**PROBLEM TO WORK ON**
Return a copy of every line in the records that includes the word "with".

┌────────

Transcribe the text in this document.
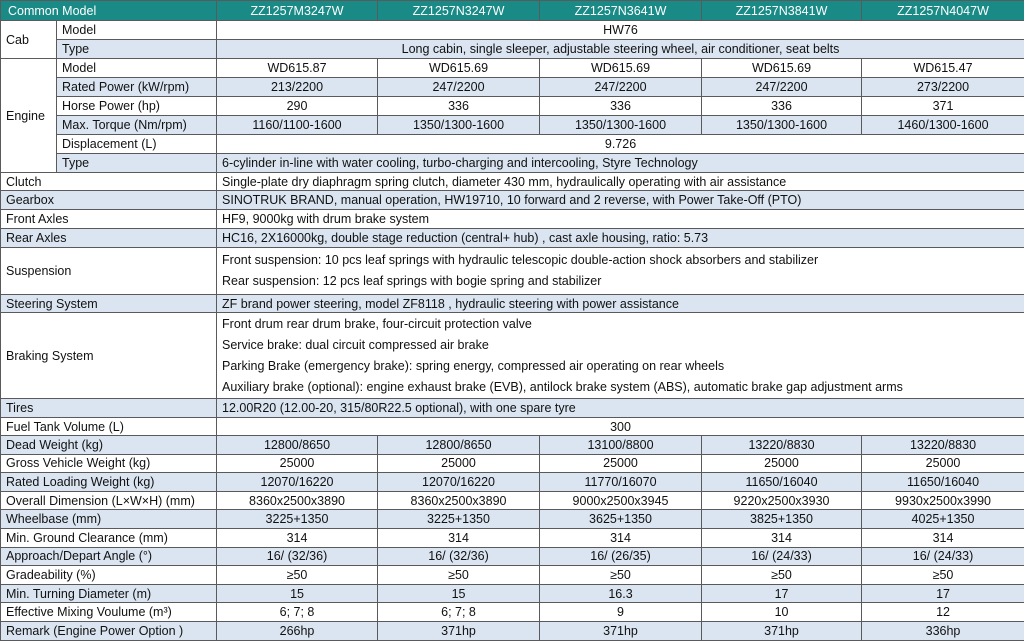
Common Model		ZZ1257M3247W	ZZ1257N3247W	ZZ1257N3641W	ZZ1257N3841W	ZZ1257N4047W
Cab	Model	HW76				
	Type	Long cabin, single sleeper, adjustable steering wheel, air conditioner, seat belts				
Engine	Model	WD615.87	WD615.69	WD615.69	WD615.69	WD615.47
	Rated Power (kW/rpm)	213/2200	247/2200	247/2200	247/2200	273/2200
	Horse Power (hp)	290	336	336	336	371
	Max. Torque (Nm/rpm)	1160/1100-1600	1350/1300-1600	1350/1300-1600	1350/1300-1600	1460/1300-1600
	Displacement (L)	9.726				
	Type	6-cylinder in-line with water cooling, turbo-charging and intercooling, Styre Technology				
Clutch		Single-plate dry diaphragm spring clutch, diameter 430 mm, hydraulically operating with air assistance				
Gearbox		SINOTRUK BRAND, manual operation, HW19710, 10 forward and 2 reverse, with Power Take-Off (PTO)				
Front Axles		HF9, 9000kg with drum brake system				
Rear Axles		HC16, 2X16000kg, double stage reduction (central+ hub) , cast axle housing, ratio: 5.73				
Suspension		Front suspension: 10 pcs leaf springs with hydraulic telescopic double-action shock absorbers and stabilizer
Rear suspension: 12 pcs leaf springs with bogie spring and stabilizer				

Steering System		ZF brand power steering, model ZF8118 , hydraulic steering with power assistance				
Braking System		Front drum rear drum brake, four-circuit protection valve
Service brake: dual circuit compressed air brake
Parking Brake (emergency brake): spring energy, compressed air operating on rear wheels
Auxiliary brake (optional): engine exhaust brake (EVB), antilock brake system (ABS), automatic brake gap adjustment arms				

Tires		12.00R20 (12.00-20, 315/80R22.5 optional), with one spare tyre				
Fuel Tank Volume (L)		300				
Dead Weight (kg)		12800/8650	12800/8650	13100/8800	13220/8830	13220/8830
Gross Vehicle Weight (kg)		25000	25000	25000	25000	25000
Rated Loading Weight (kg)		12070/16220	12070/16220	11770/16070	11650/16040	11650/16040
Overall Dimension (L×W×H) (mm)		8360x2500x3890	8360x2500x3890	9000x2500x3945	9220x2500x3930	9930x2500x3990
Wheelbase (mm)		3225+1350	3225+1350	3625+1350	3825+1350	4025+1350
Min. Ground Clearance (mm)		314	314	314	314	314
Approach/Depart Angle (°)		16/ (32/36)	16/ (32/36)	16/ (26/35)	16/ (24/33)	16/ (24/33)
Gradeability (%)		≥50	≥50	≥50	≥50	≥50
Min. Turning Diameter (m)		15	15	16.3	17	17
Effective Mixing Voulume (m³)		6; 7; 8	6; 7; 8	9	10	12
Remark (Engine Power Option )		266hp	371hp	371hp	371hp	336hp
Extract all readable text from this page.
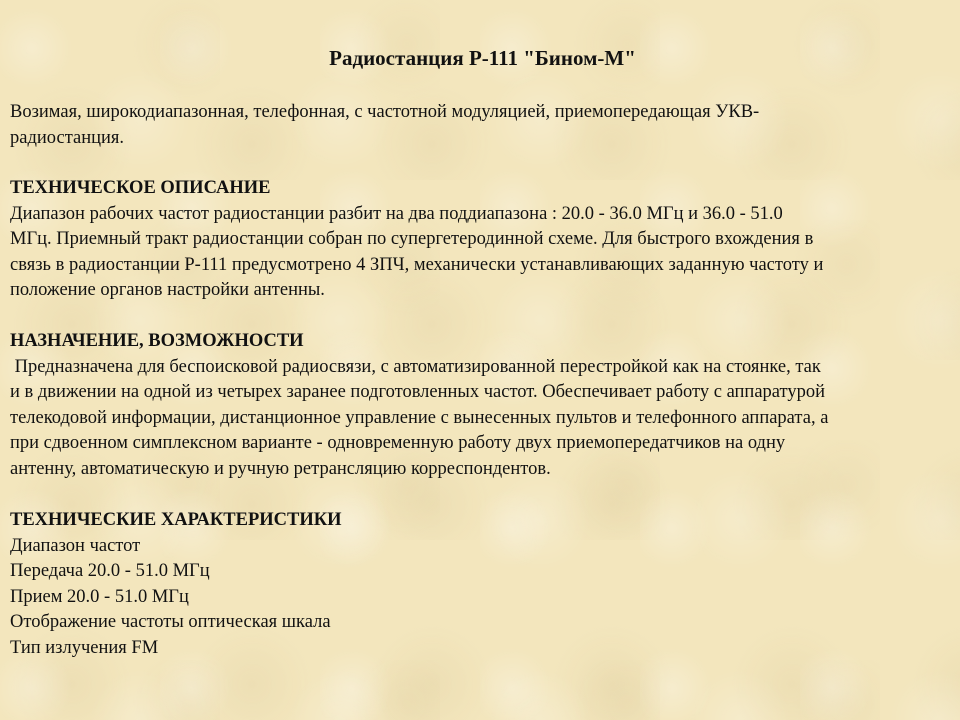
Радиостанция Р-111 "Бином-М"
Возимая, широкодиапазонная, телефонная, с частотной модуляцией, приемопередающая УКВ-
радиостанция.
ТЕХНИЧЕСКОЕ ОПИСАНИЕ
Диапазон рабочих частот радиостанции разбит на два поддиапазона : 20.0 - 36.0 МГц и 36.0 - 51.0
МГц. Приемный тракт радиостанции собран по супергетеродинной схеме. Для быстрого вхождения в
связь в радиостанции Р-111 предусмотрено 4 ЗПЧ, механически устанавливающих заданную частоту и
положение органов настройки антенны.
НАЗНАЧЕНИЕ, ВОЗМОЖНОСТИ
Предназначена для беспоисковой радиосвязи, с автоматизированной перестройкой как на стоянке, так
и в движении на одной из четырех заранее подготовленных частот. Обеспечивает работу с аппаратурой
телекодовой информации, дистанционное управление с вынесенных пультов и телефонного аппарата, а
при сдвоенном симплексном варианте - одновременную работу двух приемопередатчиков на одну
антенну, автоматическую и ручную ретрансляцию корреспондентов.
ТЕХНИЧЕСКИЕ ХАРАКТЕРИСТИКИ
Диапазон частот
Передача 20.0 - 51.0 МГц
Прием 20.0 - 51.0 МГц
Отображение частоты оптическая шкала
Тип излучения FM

└────────

**EXERCISE RESPONSE**
	Type	6-cylinder in-line with water cooling, turbo-charging and intercooling, Styre Technology				
Clutch		Single-plate dry diaphragm spring clutch, diameter 430 mm, hydraulically operating with air assistance				
Gearbox		SINOTRUK BRAND, manual operation, HW19710, 10 forward and 2 reverse, with Power Take-Off (PTO)				
Front Axles		HF9, 9000kg with drum brake system				
Suspension		Front suspension: 10 pcs leaf springs with hydraulic telescopic double-action shock absorbers and stabilizer
Rear suspension: 12 pcs leaf springs with bogie spring and stabilizer				
Steering System		ZF brand power steering, model ZF8118 , hydraulic steering with power assistance				
Tires		12.00R20 (12.00-20, 315/80R22.5 optional), with one spare tyre				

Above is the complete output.